# GOAL
Wherever the word "allyl" shows up in a line, please copy that line.

....

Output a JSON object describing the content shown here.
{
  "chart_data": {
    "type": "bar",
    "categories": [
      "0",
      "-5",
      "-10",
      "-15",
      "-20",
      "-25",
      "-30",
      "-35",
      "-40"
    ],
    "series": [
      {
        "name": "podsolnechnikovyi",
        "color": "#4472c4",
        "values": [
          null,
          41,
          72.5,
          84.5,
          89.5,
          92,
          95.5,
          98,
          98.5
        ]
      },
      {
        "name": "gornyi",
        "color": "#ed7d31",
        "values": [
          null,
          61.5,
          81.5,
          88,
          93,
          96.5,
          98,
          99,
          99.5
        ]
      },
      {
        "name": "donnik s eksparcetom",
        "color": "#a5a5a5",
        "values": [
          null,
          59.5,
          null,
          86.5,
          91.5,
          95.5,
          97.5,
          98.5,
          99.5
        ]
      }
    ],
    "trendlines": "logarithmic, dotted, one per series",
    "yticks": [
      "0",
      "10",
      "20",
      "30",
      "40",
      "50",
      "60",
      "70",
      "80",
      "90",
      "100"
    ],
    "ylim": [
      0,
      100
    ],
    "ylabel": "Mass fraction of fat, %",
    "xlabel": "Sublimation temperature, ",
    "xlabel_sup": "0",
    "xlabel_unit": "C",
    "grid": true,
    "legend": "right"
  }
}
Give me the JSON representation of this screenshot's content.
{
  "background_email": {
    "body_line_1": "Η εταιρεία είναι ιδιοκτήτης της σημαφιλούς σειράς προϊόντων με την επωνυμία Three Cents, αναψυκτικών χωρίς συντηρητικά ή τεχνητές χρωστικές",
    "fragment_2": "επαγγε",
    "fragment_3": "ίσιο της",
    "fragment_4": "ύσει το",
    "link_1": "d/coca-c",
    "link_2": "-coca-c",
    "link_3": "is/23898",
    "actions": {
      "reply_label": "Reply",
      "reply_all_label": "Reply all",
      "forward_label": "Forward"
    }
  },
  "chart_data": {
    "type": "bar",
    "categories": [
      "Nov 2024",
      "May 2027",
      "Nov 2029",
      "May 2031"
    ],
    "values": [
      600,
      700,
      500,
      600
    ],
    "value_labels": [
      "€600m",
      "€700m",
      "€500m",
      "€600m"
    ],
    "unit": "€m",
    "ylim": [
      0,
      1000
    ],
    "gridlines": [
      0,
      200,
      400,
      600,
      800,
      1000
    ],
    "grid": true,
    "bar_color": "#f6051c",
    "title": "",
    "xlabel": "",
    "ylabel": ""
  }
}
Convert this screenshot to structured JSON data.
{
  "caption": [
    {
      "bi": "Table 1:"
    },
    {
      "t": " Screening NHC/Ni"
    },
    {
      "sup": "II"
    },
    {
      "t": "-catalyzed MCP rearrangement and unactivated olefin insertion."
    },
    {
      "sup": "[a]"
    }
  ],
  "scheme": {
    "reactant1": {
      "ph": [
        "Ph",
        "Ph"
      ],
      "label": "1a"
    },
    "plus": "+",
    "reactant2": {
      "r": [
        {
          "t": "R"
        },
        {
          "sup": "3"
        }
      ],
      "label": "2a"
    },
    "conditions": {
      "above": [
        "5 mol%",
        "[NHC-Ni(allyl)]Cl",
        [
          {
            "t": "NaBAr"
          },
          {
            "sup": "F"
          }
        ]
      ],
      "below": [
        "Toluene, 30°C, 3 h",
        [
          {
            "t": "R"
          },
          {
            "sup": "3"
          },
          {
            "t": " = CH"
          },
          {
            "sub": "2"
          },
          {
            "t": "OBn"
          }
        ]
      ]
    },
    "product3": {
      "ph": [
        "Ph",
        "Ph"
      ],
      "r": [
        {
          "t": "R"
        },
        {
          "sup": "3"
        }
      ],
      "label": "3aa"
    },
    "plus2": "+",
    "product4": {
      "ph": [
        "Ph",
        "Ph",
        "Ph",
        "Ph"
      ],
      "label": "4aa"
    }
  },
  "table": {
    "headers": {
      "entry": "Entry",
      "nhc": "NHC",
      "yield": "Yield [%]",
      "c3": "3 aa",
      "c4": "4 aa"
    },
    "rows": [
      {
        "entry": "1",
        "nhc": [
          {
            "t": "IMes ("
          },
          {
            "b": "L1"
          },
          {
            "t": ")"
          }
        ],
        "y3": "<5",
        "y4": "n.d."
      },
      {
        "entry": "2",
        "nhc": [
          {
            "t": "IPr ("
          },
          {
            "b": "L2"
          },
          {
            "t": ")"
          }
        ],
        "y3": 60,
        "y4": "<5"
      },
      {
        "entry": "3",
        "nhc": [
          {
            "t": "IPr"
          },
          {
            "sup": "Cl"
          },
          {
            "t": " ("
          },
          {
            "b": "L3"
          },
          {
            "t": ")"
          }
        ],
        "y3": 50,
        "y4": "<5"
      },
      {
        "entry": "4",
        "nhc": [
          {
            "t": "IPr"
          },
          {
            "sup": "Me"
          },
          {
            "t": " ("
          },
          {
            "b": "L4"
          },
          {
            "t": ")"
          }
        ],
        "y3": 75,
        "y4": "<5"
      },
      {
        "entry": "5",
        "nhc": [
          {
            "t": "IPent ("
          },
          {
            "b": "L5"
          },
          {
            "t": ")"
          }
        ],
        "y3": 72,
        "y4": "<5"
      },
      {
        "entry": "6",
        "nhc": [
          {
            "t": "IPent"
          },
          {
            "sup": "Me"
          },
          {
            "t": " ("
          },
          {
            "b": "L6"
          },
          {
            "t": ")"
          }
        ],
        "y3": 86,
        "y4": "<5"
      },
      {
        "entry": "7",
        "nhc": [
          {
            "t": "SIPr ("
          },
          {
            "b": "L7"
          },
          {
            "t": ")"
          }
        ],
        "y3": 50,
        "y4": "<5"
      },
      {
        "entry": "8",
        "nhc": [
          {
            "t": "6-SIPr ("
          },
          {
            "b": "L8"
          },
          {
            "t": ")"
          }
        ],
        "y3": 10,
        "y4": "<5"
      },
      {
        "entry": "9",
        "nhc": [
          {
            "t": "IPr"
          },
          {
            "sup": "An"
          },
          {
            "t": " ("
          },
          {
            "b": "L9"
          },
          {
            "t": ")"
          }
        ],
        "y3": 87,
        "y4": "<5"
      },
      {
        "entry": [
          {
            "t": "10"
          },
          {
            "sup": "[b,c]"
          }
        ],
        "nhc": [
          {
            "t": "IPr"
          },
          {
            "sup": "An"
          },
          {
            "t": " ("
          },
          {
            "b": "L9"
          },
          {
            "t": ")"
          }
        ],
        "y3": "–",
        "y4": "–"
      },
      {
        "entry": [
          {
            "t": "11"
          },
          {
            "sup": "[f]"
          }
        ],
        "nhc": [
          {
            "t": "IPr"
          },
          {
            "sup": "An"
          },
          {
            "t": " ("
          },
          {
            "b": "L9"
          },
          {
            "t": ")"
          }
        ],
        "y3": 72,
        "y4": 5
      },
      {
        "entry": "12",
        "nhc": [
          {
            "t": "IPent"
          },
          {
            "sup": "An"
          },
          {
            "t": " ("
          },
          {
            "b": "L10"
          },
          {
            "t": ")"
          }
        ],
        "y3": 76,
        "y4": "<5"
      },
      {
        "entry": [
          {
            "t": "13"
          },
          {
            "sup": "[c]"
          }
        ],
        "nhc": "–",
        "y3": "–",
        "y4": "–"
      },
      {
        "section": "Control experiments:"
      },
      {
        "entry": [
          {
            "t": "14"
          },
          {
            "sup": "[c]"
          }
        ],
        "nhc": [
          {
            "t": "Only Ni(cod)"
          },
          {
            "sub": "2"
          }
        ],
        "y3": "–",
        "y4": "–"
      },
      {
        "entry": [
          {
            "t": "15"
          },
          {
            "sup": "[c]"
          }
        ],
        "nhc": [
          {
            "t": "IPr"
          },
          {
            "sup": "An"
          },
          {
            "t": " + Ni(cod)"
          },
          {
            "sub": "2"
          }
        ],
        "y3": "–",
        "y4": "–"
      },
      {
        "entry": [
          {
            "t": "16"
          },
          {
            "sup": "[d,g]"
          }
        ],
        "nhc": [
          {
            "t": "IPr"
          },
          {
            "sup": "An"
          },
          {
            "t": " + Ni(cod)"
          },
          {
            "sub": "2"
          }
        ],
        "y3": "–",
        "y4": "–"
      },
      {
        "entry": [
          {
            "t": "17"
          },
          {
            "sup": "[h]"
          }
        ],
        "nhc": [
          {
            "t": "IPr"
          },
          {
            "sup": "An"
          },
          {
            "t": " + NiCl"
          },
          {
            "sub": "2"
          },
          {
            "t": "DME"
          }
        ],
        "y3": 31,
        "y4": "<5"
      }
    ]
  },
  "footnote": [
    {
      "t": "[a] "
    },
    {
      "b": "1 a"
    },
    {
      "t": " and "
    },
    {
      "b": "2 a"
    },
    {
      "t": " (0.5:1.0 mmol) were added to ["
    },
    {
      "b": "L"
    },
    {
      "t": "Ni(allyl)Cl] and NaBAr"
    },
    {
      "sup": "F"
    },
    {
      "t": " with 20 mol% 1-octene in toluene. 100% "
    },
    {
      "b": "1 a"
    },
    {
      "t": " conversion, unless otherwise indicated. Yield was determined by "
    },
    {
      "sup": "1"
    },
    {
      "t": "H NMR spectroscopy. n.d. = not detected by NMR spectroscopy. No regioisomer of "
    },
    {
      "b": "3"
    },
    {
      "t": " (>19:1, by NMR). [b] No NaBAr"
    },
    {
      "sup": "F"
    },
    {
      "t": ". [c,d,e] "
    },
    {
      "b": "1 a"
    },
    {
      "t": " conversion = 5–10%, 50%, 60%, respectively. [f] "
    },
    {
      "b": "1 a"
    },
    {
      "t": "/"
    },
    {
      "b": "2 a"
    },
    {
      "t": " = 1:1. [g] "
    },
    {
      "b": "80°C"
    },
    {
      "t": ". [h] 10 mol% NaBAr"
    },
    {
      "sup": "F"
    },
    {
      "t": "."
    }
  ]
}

....

# THE OUTPUT
        "[NHC-Ni(allyl)]Cl",
      "t": "Ni(allyl)Cl] and NaBAr"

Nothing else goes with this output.